_What the task requires_.
Which lines in the records below contain the word "color"? Copy each of them.

_Records for this task_.
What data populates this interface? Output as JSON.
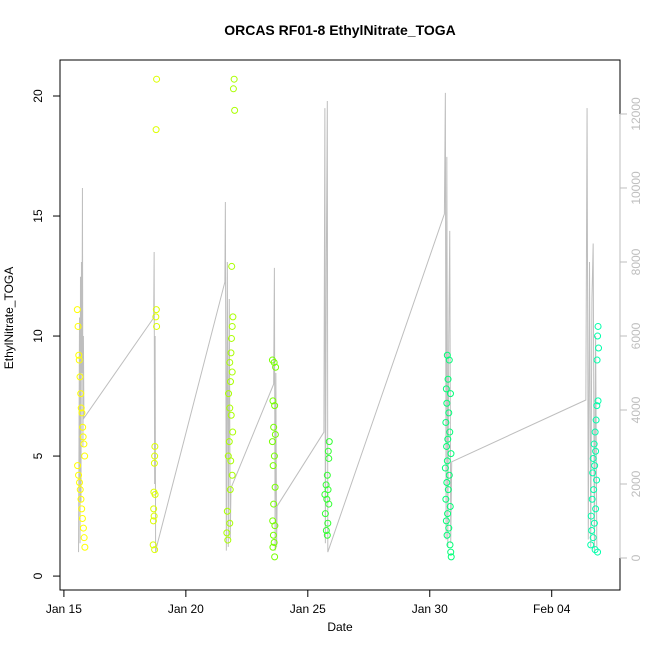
{
  "chart_data": {
    "type": "scatter",
    "title": "ORCAS RF01-8 EthylNitrate_TOGA",
    "xlabel": "Date",
    "ylabel": "EthylNitrate_TOGA",
    "xlim": [
      14.84,
      37.8
    ],
    "xticks": [
      {
        "value": 15,
        "label": "Jan 15"
      },
      {
        "value": 20,
        "label": "Jan 20"
      },
      {
        "value": 25,
        "label": "Jan 25"
      },
      {
        "value": 30,
        "label": "Jan 30"
      },
      {
        "value": 35,
        "label": "Feb 04"
      }
    ],
    "ylim": [
      -0.58,
      21.5
    ],
    "yticks": [
      0,
      5,
      10,
      15,
      20
    ],
    "y2lim": [
      -865,
      13459
    ],
    "y2ticks": [
      0,
      2000,
      4000,
      6000,
      8000,
      10000,
      12000
    ],
    "series": [
      {
        "color": "#ffff00",
        "x": [
          15.55,
          15.58,
          15.61,
          15.63,
          15.66,
          15.69,
          15.71,
          15.74,
          15.77,
          15.79,
          15.82,
          15.85,
          15.56,
          15.6,
          15.64,
          15.67,
          15.7,
          15.73,
          15.76,
          15.8,
          15.83,
          15.86
        ],
        "values": [
          11.1,
          10.4,
          9.2,
          9.0,
          8.3,
          7.6,
          7.0,
          6.8,
          6.2,
          5.8,
          5.5,
          5.0,
          4.6,
          4.2,
          3.9,
          3.6,
          3.2,
          2.8,
          2.4,
          2.0,
          1.6,
          1.2
        ]
      },
      {
        "color": "#ddff00",
        "x": [
          18.8,
          18.78,
          18.79,
          18.77,
          18.8,
          18.73,
          18.72,
          18.71,
          18.69,
          18.74,
          18.68,
          18.7,
          18.67,
          18.66,
          18.72
        ],
        "values": [
          20.7,
          18.6,
          11.1,
          10.8,
          10.4,
          5.4,
          5.0,
          4.7,
          3.5,
          3.4,
          2.8,
          2.5,
          2.3,
          1.3,
          1.1
        ]
      },
      {
        "color": "#aaff00",
        "x": [
          21.98,
          21.95,
          22.0,
          21.88,
          21.93,
          21.9,
          21.87,
          21.85,
          21.8,
          21.9,
          21.83,
          21.75,
          21.8,
          21.86,
          21.92,
          21.78,
          21.74,
          21.84,
          21.9,
          21.82,
          21.7,
          21.8,
          21.68,
          21.72
        ],
        "values": [
          20.7,
          20.3,
          19.4,
          12.9,
          10.8,
          10.4,
          9.9,
          9.3,
          8.9,
          8.5,
          8.1,
          7.6,
          7.0,
          6.7,
          6.0,
          5.6,
          5.0,
          4.8,
          4.2,
          3.6,
          2.7,
          2.2,
          1.8,
          1.5
        ]
      },
      {
        "color": "#77ff00",
        "x": [
          23.55,
          23.62,
          23.68,
          23.57,
          23.64,
          23.6,
          23.67,
          23.55,
          23.63,
          23.58,
          23.66,
          23.6,
          23.56,
          23.65,
          23.59,
          23.62,
          23.57,
          23.64
        ],
        "values": [
          9.0,
          8.9,
          8.7,
          7.3,
          7.1,
          6.2,
          5.9,
          5.6,
          5.0,
          4.6,
          3.7,
          3.0,
          2.3,
          2.1,
          1.7,
          1.4,
          1.2,
          0.8
        ]
      },
      {
        "color": "#33ff33",
        "x": [
          25.88,
          25.84,
          25.86,
          25.8,
          25.75,
          25.83,
          25.7,
          25.78,
          25.86,
          25.72,
          25.82,
          25.76,
          25.8
        ],
        "values": [
          5.6,
          5.2,
          4.9,
          4.2,
          3.8,
          3.6,
          3.4,
          3.2,
          3.0,
          2.6,
          2.2,
          1.9,
          1.7
        ]
      },
      {
        "color": "#00ff77",
        "x": [
          30.72,
          30.8,
          30.75,
          30.68,
          30.85,
          30.7,
          30.78,
          30.66,
          30.82,
          30.74,
          30.69,
          30.87,
          30.72,
          30.64,
          30.8,
          30.7,
          30.76,
          30.66,
          30.84,
          30.73,
          30.68,
          30.78,
          30.71,
          30.83,
          30.86,
          30.88
        ],
        "values": [
          9.2,
          9.0,
          8.2,
          7.8,
          7.6,
          7.2,
          6.8,
          6.4,
          6.0,
          5.7,
          5.4,
          5.1,
          4.8,
          4.5,
          4.2,
          3.9,
          3.6,
          3.2,
          2.9,
          2.6,
          2.3,
          2.0,
          1.7,
          1.3,
          1.0,
          0.8
        ]
      },
      {
        "color": "#00ffaa",
        "x": [
          36.9,
          36.88,
          36.92,
          36.86,
          36.9,
          36.85,
          36.82,
          36.78,
          36.74,
          36.8,
          36.7,
          36.76,
          36.68,
          36.84,
          36.72,
          36.66,
          36.8,
          36.62,
          36.75,
          36.64,
          36.7,
          36.6,
          36.78,
          36.88
        ],
        "values": [
          10.4,
          10.0,
          9.5,
          9.0,
          7.3,
          7.1,
          6.5,
          6.0,
          5.5,
          5.2,
          4.9,
          4.6,
          4.3,
          4.0,
          3.6,
          3.2,
          2.8,
          2.5,
          2.2,
          1.9,
          1.6,
          1.3,
          1.1,
          1.0
        ]
      },
      {
        "type": "line",
        "axis": "y2",
        "color": "#bebebe",
        "x": [
          15.6,
          15.64,
          15.66,
          15.68,
          15.7,
          15.72,
          15.74,
          15.76,
          15.78,
          15.8,
          15.82,
          18.68,
          18.7,
          18.72,
          18.74,
          18.76,
          18.8,
          21.6,
          21.62,
          21.66,
          21.7,
          21.74,
          21.78,
          21.82,
          21.85,
          23.6,
          23.63,
          23.66,
          23.69,
          23.72,
          23.74,
          25.66,
          25.7,
          25.72,
          25.76,
          25.8,
          25.82,
          30.6,
          30.64,
          30.67,
          30.7,
          30.74,
          30.78,
          30.82,
          30.86,
          30.9,
          36.4,
          36.45,
          36.5,
          36.55,
          36.6,
          36.65,
          36.7,
          36.75,
          36.8,
          36.85
        ],
        "values": [
          160,
          6500,
          400,
          7600,
          1500,
          8000,
          5000,
          10000,
          3000,
          6000,
          3780,
          6490,
          8270,
          2000,
          6000,
          160,
          300,
          7460,
          9620,
          200,
          8000,
          300,
          7000,
          500,
          1890,
          4700,
          7840,
          200,
          5000,
          300,
          1400,
          3400,
          12160,
          400,
          8000,
          12350,
          160,
          9300,
          12570,
          500,
          10840,
          300,
          6000,
          8840,
          400,
          2600,
          4270,
          12160,
          500,
          8000,
          300,
          7000,
          8500,
          200,
          6000,
          300
        ]
      }
    ]
  }
}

_Worked solution_.
        "color": "#ffff00",
        "color": "#ddff00",
        "color": "#aaff00",
        "color": "#77ff00",
        "color": "#33ff33",
        "color": "#00ff77",
        "color": "#00ffaa",
        "color": "#bebebe",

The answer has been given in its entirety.